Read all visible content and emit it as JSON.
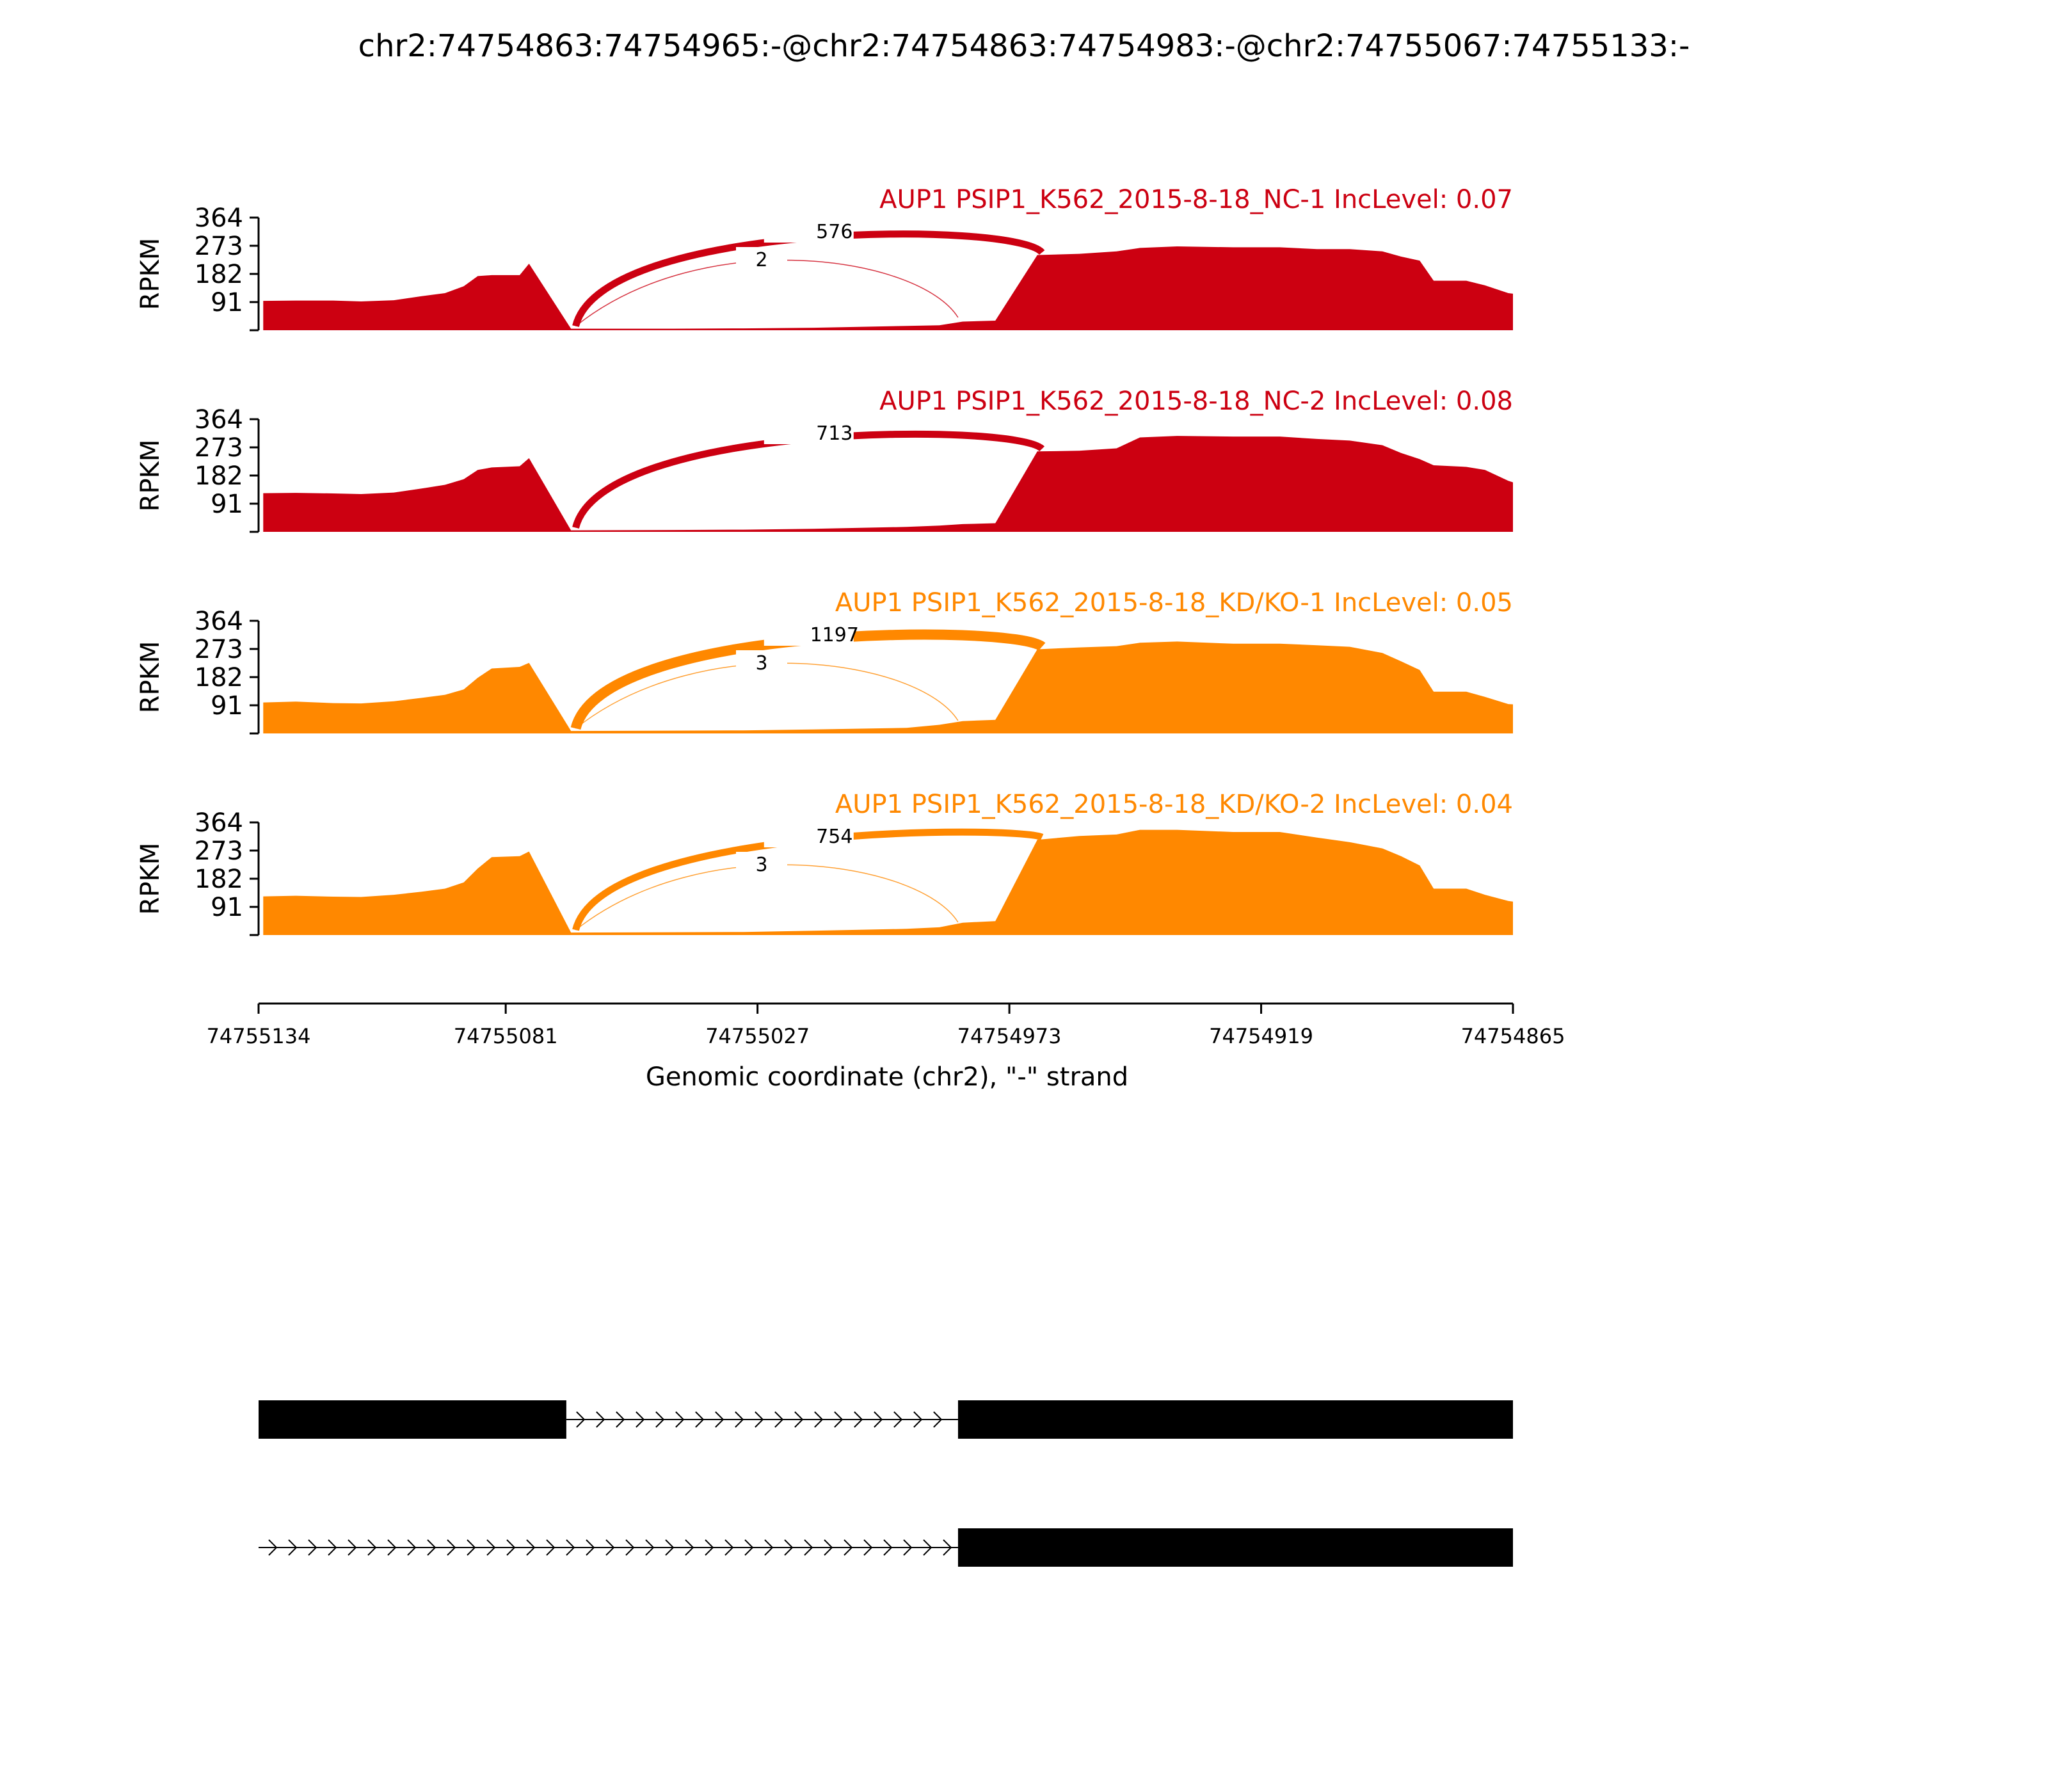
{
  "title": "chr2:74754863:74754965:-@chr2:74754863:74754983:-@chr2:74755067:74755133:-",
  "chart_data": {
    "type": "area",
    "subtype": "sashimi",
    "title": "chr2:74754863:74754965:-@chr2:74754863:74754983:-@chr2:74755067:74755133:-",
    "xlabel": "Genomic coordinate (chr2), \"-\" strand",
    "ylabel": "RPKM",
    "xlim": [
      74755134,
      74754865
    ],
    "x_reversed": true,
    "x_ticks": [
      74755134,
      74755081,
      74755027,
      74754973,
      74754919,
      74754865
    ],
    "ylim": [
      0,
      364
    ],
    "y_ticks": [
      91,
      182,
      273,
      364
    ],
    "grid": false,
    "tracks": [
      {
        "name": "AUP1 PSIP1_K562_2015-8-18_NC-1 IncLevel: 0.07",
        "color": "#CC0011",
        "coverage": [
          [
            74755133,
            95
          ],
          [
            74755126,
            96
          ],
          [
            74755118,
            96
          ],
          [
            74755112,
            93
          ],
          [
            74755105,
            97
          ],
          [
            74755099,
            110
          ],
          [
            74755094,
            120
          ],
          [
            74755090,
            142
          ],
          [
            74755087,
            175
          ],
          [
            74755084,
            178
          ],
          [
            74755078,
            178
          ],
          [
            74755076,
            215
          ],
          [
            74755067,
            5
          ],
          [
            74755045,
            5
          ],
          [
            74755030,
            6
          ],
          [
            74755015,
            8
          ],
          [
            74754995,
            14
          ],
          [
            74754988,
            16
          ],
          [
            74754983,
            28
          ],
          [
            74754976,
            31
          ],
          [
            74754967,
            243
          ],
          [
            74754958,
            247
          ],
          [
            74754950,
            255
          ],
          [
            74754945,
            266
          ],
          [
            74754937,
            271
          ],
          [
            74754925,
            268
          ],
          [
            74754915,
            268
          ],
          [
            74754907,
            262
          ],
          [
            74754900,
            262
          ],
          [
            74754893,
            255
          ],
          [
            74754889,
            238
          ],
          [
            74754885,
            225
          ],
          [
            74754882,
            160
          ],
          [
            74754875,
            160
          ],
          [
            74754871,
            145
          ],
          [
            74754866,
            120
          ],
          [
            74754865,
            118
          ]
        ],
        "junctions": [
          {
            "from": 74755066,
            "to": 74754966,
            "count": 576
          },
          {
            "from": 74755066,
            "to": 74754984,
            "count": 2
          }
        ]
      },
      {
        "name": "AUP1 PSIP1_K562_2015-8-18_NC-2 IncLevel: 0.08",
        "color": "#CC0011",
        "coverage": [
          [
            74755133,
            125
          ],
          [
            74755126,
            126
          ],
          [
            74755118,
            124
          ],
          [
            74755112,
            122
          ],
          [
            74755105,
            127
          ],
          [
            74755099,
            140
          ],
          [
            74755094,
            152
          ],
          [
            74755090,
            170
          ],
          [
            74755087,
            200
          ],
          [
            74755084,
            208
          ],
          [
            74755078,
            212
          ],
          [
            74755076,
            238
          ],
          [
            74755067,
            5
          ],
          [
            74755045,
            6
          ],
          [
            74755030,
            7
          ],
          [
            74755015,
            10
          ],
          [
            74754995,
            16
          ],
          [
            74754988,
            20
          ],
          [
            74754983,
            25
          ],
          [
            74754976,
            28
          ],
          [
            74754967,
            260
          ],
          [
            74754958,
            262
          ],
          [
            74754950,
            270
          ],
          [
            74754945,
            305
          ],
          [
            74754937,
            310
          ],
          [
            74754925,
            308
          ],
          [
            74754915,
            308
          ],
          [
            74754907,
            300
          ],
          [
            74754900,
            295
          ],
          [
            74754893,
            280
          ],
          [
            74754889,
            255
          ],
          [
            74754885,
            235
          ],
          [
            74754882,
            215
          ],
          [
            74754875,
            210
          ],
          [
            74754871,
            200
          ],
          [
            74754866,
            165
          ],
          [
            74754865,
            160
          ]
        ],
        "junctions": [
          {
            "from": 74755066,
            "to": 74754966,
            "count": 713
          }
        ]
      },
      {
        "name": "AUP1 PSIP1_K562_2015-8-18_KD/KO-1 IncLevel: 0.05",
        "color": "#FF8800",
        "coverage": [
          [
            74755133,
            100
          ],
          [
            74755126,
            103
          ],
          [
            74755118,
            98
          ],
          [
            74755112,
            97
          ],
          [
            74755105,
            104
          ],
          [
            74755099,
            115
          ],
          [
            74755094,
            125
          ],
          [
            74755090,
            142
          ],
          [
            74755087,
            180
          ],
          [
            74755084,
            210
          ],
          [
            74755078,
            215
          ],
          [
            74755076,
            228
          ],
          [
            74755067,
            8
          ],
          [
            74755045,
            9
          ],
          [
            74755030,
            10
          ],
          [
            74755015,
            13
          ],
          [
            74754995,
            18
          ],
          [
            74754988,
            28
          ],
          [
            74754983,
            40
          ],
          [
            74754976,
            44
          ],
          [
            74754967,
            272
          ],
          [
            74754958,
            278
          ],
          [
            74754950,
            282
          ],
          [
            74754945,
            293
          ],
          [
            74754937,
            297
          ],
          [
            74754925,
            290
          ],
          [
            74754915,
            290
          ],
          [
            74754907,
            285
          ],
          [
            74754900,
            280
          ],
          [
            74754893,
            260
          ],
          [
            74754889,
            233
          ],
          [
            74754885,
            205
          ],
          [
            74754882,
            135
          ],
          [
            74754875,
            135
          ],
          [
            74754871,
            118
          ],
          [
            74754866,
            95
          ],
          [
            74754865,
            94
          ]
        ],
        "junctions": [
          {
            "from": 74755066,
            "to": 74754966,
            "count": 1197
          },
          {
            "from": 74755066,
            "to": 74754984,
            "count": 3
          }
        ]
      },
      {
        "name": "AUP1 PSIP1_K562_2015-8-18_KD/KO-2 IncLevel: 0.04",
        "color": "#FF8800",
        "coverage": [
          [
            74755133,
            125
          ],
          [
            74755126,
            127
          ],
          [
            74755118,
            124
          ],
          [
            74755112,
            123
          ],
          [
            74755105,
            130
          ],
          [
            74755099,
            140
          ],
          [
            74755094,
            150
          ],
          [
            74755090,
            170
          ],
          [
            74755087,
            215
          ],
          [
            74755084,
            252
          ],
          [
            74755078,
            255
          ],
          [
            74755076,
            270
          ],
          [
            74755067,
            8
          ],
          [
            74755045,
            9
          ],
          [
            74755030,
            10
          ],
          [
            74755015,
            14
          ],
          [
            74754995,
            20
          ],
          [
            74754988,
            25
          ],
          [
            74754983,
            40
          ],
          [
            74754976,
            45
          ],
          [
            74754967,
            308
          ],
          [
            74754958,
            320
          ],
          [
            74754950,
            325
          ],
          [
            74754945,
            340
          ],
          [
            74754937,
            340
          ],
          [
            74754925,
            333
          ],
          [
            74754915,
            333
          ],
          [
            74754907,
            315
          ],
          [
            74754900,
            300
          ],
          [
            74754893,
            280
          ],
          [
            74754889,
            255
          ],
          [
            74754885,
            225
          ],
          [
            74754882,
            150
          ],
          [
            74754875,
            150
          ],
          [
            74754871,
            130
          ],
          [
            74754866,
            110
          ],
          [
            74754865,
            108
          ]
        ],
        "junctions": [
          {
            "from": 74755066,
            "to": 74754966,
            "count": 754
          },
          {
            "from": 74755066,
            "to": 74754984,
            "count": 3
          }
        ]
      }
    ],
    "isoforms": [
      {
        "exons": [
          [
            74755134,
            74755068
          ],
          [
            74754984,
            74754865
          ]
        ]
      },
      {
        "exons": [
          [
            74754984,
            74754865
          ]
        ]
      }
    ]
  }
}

+ + +

Every entry is to be reproduced word for word, and no image is carried over.

_EXPECTED ANSWER_:
Read all visible content and emit it as JSON.
{
  "title": "chr2:74754863:74754965:-@chr2:74754863:74754983:-@chr2:74755067:74755133:-",
  "chart_data": {
    "type": "area",
    "subtype": "sashimi",
    "title": "chr2:74754863:74754965:-@chr2:74754863:74754983:-@chr2:74755067:74755133:-",
    "xlabel": "Genomic coordinate (chr2), \"-\" strand",
    "ylabel": "RPKM",
    "xlim": [
      74755134,
      74754865
    ],
    "x_reversed": true,
    "x_ticks": [
      74755134,
      74755081,
      74755027,
      74754973,
      74754919,
      74754865
    ],
    "ylim": [
      0,
      364
    ],
    "y_ticks": [
      91,
      182,
      273,
      364
    ],
    "grid": false,
    "tracks": [
      {
        "name": "AUP1 PSIP1_K562_2015-8-18_NC-1 IncLevel: 0.07",
        "color": "#CC0011",
        "coverage": [
          [
            74755133,
            95
          ],
          [
            74755126,
            96
          ],
          [
            74755118,
            96
          ],
          [
            74755112,
            93
          ],
          [
            74755105,
            97
          ],
          [
            74755099,
            110
          ],
          [
            74755094,
            120
          ],
          [
            74755090,
            142
          ],
          [
            74755087,
            175
          ],
          [
            74755084,
            178
          ],
          [
            74755078,
            178
          ],
          [
            74755076,
            215
          ],
          [
            74755067,
            5
          ],
          [
            74755045,
            5
          ],
          [
            74755030,
            6
          ],
          [
            74755015,
            8
          ],
          [
            74754995,
            14
          ],
          [
            74754988,
            16
          ],
          [
            74754983,
            28
          ],
          [
            74754976,
            31
          ],
          [
            74754967,
            243
          ],
          [
            74754958,
            247
          ],
          [
            74754950,
            255
          ],
          [
            74754945,
            266
          ],
          [
            74754937,
            271
          ],
          [
            74754925,
            268
          ],
          [
            74754915,
            268
          ],
          [
            74754907,
            262
          ],
          [
            74754900,
            262
          ],
          [
            74754893,
            255
          ],
          [
            74754889,
            238
          ],
          [
            74754885,
            225
          ],
          [
            74754882,
            160
          ],
          [
            74754875,
            160
          ],
          [
            74754871,
            145
          ],
          [
            74754866,
            120
          ],
          [
            74754865,
            118
          ]
        ],
        "junctions": [
          {
            "from": 74755066,
            "to": 74754966,
            "count": 576
          },
          {
            "from": 74755066,
            "to": 74754984,
            "count": 2
          }
        ]
      },
      {
        "name": "AUP1 PSIP1_K562_2015-8-18_NC-2 IncLevel: 0.08",
        "color": "#CC0011",
        "coverage": [
          [
            74755133,
            125
          ],
          [
            74755126,
            126
          ],
          [
            74755118,
            124
          ],
          [
            74755112,
            122
          ],
          [
            74755105,
            127
          ],
          [
            74755099,
            140
          ],
          [
            74755094,
            152
          ],
          [
            74755090,
            170
          ],
          [
            74755087,
            200
          ],
          [
            74755084,
            208
          ],
          [
            74755078,
            212
          ],
          [
            74755076,
            238
          ],
          [
            74755067,
            5
          ],
          [
            74755045,
            6
          ],
          [
            74755030,
            7
          ],
          [
            74755015,
            10
          ],
          [
            74754995,
            16
          ],
          [
            74754988,
            20
          ],
          [
            74754983,
            25
          ],
          [
            74754976,
            28
          ],
          [
            74754967,
            260
          ],
          [
            74754958,
            262
          ],
          [
            74754950,
            270
          ],
          [
            74754945,
            305
          ],
          [
            74754937,
            310
          ],
          [
            74754925,
            308
          ],
          [
            74754915,
            308
          ],
          [
            74754907,
            300
          ],
          [
            74754900,
            295
          ],
          [
            74754893,
            280
          ],
          [
            74754889,
            255
          ],
          [
            74754885,
            235
          ],
          [
            74754882,
            215
          ],
          [
            74754875,
            210
          ],
          [
            74754871,
            200
          ],
          [
            74754866,
            165
          ],
          [
            74754865,
            160
          ]
        ],
        "junctions": [
          {
            "from": 74755066,
            "to": 74754966,
            "count": 713
          }
        ]
      },
      {
        "name": "AUP1 PSIP1_K562_2015-8-18_KD/KO-1 IncLevel: 0.05",
        "color": "#FF8800",
        "coverage": [
          [
            74755133,
            100
          ],
          [
            74755126,
            103
          ],
          [
            74755118,
            98
          ],
          [
            74755112,
            97
          ],
          [
            74755105,
            104
          ],
          [
            74755099,
            115
          ],
          [
            74755094,
            125
          ],
          [
            74755090,
            142
          ],
          [
            74755087,
            180
          ],
          [
            74755084,
            210
          ],
          [
            74755078,
            215
          ],
          [
            74755076,
            228
          ],
          [
            74755067,
            8
          ],
          [
            74755045,
            9
          ],
          [
            74755030,
            10
          ],
          [
            74755015,
            13
          ],
          [
            74754995,
            18
          ],
          [
            74754988,
            28
          ],
          [
            74754983,
            40
          ],
          [
            74754976,
            44
          ],
          [
            74754967,
            272
          ],
          [
            74754958,
            278
          ],
          [
            74754950,
            282
          ],
          [
            74754945,
            293
          ],
          [
            74754937,
            297
          ],
          [
            74754925,
            290
          ],
          [
            74754915,
            290
          ],
          [
            74754907,
            285
          ],
          [
            74754900,
            280
          ],
          [
            74754893,
            260
          ],
          [
            74754889,
            233
          ],
          [
            74754885,
            205
          ],
          [
            74754882,
            135
          ],
          [
            74754875,
            135
          ],
          [
            74754871,
            118
          ],
          [
            74754866,
            95
          ],
          [
            74754865,
            94
          ]
        ],
        "junctions": [
          {
            "from": 74755066,
            "to": 74754966,
            "count": 1197
          },
          {
            "from": 74755066,
            "to": 74754984,
            "count": 3
          }
        ]
      },
      {
        "name": "AUP1 PSIP1_K562_2015-8-18_KD/KO-2 IncLevel: 0.04",
        "color": "#FF8800",
        "coverage": [
          [
            74755133,
            125
          ],
          [
            74755126,
            127
          ],
          [
            74755118,
            124
          ],
          [
            74755112,
            123
          ],
          [
            74755105,
            130
          ],
          [
            74755099,
            140
          ],
          [
            74755094,
            150
          ],
          [
            74755090,
            170
          ],
          [
            74755087,
            215
          ],
          [
            74755084,
            252
          ],
          [
            74755078,
            255
          ],
          [
            74755076,
            270
          ],
          [
            74755067,
            8
          ],
          [
            74755045,
            9
          ],
          [
            74755030,
            10
          ],
          [
            74755015,
            14
          ],
          [
            74754995,
            20
          ],
          [
            74754988,
            25
          ],
          [
            74754983,
            40
          ],
          [
            74754976,
            45
          ],
          [
            74754967,
            308
          ],
          [
            74754958,
            320
          ],
          [
            74754950,
            325
          ],
          [
            74754945,
            340
          ],
          [
            74754937,
            340
          ],
          [
            74754925,
            333
          ],
          [
            74754915,
            333
          ],
          [
            74754907,
            315
          ],
          [
            74754900,
            300
          ],
          [
            74754893,
            280
          ],
          [
            74754889,
            255
          ],
          [
            74754885,
            225
          ],
          [
            74754882,
            150
          ],
          [
            74754875,
            150
          ],
          [
            74754871,
            130
          ],
          [
            74754866,
            110
          ],
          [
            74754865,
            108
          ]
        ],
        "junctions": [
          {
            "from": 74755066,
            "to": 74754966,
            "count": 754
          },
          {
            "from": 74755066,
            "to": 74754984,
            "count": 3
          }
        ]
      }
    ],
    "isoforms": [
      {
        "exons": [
          [
            74755134,
            74755068
          ],
          [
            74754984,
            74754865
          ]
        ]
      },
      {
        "exons": [
          [
            74754984,
            74754865
          ]
        ]
      }
    ]
  }
}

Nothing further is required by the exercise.